> [PROMPT] Transcribe all of the data exactly. Omit the pictures.

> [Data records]
____

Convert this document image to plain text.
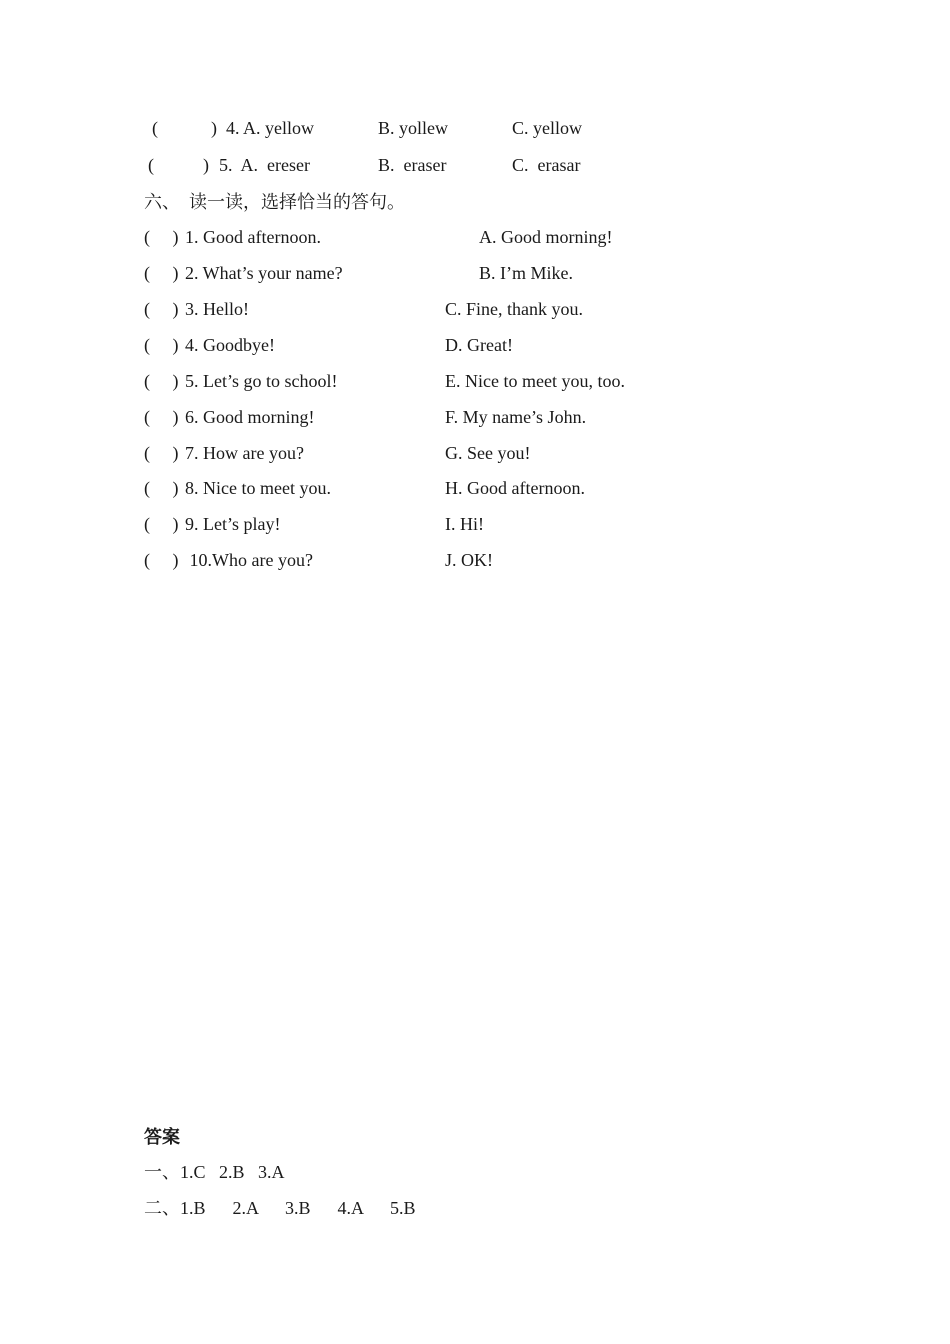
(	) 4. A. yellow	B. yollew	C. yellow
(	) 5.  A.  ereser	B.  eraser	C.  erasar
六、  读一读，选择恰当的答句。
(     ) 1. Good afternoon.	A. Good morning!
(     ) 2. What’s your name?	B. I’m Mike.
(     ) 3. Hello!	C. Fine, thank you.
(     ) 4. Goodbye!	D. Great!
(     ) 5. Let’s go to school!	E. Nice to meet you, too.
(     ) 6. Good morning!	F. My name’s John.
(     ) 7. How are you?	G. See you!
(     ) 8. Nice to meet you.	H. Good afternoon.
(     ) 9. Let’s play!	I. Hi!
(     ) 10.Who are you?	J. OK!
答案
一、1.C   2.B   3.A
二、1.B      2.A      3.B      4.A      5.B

____

> [TASK ANSWER]
Convert this document image to plain text.
(	) 4. A. yellow	B. yollew	C. yellow
(	) 5.  A.  ereser	B.  eraser	C.  erasar
六、  读一读，选择恰当的答句。
(     ) 1. Good afternoon.	A. Good morning!
(     ) 2. What’s your name?	B. I’m Mike.
(     ) 3. Hello!	C. Fine, thank you.
(     ) 4. Goodbye!	D. Great!
(     ) 5. Let’s go to school!	E. Nice to meet you, too.
(     ) 6. Good morning!	F. My name’s John.
(     ) 7. How are you?	G. See you!
(     ) 8. Nice to meet you.	H. Good afternoon.
(     ) 9. Let’s play!	I. Hi!
(     ) 10.Who are you?	J. OK!
答案
一、1.C   2.B   3.A
二、1.B      2.A      3.B      4.A      5.B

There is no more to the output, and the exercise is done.